Provided records |
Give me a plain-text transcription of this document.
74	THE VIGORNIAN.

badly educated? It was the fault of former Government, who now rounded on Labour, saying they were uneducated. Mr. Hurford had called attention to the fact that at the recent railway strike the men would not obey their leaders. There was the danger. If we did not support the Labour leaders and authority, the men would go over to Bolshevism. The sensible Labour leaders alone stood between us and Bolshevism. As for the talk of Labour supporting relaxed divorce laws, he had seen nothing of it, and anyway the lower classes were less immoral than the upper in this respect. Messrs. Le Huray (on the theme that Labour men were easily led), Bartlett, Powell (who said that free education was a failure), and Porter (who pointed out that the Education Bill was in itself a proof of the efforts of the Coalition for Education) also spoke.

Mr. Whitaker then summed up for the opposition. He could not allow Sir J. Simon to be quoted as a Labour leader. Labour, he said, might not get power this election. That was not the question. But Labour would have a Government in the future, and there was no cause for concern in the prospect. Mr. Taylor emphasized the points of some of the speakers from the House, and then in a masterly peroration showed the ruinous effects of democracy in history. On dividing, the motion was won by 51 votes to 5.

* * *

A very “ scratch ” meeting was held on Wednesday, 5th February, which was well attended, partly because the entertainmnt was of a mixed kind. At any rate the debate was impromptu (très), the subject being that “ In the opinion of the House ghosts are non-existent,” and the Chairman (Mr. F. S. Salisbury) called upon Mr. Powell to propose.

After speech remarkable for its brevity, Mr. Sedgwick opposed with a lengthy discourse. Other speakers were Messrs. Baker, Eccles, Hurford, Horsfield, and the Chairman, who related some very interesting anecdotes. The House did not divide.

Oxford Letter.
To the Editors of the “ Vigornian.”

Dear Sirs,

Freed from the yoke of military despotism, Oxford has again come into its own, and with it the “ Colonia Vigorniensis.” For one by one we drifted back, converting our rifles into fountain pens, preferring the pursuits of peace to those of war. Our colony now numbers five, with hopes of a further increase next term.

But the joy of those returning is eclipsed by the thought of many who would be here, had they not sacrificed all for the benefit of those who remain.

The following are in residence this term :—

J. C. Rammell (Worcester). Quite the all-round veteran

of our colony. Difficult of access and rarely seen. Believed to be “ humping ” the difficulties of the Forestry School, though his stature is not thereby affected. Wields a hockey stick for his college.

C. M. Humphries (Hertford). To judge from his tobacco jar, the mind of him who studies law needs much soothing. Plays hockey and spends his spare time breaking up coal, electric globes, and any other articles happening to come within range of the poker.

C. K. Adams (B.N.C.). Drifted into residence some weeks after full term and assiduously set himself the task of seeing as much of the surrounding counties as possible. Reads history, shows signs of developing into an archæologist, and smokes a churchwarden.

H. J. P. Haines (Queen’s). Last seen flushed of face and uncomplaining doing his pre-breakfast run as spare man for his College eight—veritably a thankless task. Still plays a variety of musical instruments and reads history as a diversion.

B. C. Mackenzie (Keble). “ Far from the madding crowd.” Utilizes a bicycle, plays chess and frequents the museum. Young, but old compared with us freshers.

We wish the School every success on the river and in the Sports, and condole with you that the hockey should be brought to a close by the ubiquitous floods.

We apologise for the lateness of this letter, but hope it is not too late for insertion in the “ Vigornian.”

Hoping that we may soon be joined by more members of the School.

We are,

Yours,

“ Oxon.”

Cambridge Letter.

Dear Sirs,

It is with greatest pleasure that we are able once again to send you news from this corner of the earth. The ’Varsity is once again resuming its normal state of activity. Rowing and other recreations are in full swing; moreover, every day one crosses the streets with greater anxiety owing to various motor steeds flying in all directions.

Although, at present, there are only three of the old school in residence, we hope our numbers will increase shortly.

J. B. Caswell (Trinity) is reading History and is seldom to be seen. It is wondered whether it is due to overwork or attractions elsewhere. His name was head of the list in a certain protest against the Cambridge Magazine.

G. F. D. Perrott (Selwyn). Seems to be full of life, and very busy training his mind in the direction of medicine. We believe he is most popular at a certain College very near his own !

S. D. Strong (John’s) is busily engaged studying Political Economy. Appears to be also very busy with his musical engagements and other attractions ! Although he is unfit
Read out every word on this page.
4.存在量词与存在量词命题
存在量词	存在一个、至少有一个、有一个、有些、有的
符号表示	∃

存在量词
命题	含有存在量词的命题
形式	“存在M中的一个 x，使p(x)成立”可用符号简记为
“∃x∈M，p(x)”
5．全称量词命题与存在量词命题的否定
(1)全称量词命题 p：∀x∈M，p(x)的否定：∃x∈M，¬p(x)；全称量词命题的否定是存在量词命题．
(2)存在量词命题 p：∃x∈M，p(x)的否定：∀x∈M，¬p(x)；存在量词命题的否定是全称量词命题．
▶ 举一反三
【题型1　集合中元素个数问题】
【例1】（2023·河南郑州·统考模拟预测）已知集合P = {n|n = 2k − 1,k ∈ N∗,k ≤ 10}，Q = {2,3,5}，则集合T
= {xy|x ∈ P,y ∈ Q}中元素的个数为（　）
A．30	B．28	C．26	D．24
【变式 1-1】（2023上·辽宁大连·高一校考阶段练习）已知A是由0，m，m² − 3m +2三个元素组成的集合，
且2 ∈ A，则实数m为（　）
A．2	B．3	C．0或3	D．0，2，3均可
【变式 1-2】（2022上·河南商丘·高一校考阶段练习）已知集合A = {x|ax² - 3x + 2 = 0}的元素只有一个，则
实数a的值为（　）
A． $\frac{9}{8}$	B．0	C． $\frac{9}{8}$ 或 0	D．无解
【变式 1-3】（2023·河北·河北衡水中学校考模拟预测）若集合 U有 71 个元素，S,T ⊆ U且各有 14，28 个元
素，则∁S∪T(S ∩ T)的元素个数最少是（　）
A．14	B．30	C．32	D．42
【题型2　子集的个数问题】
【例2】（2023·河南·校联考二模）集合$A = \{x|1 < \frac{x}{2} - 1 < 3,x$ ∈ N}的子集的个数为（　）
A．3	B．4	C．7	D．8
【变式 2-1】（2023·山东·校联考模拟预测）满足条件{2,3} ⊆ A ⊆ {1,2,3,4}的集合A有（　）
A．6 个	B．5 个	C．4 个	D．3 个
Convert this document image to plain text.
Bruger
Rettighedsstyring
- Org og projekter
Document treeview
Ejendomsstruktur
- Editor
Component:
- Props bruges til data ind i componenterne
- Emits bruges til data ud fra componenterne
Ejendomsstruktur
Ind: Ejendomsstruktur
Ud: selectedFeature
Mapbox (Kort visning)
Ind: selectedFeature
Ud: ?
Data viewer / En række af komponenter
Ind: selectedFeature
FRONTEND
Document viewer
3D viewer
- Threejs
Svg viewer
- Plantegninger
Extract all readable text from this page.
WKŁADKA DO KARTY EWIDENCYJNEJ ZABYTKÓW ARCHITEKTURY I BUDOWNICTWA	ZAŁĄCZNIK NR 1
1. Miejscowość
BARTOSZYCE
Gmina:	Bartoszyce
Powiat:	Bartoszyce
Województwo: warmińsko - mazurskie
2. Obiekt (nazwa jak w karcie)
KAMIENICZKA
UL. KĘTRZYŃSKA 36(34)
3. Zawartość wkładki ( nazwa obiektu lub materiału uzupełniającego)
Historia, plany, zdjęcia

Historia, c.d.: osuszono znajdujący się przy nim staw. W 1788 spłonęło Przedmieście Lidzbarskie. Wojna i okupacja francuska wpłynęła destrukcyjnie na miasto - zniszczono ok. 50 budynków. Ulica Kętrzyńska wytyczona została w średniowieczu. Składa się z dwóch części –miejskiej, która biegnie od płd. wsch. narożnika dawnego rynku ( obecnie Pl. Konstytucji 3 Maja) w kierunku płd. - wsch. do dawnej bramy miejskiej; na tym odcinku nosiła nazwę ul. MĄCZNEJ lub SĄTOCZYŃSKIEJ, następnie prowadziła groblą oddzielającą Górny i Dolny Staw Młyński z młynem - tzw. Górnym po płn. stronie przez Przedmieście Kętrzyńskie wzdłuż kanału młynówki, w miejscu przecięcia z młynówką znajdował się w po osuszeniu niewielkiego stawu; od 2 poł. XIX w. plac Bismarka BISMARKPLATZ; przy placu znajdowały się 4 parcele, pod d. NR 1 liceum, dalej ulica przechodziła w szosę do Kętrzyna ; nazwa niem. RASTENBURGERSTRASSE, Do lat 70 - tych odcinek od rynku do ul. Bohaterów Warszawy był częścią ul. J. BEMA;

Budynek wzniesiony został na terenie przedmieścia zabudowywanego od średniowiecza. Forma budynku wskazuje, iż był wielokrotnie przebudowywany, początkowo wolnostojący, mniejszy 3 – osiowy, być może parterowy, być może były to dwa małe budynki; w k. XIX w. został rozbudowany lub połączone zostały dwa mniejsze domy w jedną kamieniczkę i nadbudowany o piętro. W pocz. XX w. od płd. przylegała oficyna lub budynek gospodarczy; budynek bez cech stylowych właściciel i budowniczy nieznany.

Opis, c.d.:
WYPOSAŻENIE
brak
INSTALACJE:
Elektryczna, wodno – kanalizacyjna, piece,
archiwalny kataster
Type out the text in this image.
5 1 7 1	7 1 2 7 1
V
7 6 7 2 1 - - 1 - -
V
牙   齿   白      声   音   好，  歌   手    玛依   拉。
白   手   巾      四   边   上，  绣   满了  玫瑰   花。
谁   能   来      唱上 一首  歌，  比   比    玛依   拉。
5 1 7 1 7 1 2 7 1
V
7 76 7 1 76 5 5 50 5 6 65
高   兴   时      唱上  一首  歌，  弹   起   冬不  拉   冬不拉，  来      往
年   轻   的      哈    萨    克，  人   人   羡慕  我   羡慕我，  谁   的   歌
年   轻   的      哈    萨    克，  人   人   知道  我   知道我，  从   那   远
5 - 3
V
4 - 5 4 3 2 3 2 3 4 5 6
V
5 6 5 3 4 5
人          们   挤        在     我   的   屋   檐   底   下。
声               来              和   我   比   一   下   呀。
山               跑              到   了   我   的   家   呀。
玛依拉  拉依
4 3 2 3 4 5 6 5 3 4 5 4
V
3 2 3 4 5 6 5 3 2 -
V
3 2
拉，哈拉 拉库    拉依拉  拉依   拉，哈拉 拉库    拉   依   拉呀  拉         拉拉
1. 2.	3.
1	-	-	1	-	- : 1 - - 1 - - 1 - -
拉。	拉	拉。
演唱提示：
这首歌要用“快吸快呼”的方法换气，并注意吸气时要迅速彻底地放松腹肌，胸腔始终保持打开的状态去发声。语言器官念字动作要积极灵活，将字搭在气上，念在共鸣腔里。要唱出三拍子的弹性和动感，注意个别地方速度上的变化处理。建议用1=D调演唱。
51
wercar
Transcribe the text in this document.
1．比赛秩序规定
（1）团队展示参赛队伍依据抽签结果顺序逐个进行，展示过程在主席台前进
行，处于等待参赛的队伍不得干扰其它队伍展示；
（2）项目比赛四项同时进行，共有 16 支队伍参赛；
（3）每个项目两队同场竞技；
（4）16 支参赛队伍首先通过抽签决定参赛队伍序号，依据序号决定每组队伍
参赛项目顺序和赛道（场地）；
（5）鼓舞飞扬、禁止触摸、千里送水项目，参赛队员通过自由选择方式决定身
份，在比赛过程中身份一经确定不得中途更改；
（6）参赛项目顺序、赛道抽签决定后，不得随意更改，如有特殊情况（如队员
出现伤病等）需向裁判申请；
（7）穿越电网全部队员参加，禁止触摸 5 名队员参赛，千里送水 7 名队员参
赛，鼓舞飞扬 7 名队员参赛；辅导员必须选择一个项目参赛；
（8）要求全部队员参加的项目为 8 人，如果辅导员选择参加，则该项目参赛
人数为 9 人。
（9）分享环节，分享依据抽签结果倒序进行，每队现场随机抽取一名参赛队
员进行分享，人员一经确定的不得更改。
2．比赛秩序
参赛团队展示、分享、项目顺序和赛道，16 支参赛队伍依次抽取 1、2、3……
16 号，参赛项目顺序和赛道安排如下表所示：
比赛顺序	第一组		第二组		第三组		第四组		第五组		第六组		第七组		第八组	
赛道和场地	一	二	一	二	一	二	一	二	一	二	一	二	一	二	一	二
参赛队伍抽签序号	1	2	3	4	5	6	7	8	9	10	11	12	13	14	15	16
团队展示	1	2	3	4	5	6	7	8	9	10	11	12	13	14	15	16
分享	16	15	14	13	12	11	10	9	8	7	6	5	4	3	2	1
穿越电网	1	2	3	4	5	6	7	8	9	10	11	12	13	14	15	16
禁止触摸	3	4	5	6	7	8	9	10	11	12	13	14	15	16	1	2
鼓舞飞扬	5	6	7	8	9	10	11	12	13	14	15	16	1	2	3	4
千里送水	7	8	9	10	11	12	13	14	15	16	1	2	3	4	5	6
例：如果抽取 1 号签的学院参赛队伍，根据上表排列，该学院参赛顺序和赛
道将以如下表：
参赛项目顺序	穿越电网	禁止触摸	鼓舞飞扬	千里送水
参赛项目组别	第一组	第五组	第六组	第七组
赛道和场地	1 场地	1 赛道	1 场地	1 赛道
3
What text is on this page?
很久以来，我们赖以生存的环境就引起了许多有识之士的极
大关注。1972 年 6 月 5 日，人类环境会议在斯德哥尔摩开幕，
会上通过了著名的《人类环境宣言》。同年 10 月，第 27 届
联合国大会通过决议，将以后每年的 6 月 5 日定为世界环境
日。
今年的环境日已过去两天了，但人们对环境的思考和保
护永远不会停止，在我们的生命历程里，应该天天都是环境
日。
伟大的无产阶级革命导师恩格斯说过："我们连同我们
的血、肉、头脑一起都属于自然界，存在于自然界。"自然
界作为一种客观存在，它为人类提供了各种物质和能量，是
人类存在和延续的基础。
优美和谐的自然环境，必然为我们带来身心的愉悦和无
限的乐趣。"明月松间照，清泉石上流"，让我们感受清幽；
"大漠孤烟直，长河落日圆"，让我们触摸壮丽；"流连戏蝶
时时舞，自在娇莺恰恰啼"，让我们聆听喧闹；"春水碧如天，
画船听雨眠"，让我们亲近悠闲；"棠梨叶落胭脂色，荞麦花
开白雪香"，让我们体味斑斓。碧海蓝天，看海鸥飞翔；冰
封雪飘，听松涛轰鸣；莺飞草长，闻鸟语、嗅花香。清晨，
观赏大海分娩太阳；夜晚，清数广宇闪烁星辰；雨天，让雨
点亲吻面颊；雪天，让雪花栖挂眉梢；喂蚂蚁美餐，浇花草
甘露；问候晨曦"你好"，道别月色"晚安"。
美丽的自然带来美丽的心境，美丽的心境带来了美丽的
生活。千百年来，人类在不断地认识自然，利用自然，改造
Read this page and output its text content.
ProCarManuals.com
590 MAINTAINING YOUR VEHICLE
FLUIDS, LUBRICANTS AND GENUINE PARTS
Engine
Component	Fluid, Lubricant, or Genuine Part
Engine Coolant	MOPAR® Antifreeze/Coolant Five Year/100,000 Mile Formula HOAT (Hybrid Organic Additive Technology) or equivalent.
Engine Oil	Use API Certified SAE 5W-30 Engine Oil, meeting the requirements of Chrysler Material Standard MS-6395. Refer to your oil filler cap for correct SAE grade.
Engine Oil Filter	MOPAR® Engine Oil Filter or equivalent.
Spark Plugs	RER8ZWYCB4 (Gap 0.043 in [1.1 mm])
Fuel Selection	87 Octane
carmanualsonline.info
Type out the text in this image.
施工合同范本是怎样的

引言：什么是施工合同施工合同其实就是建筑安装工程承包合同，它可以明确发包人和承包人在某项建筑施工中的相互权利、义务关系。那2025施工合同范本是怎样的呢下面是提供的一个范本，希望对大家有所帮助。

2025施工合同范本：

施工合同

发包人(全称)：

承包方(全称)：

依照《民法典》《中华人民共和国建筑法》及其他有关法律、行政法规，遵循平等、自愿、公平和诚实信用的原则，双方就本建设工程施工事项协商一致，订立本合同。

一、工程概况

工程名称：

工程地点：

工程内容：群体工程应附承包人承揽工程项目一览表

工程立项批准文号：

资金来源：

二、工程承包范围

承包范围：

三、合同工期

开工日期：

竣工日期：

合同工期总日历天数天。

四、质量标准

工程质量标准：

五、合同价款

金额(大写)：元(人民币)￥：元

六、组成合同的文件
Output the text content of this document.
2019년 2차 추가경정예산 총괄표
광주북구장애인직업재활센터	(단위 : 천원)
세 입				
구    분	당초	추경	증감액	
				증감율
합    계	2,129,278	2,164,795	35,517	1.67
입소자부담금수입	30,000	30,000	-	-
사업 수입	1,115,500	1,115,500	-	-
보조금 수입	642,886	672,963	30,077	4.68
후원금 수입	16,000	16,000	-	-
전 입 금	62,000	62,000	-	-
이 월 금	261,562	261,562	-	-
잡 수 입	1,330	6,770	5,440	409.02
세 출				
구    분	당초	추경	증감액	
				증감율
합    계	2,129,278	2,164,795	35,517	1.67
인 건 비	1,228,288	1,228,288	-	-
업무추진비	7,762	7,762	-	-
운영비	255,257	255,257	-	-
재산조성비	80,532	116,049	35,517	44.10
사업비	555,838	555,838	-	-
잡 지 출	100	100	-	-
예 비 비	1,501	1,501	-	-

Your task | Show each line of the listing that holds the string "page".

Solution for this exercise |
Read out every word on this page.
Extract all readable text from this page.
What text is on this page?
Read this page and output its text content.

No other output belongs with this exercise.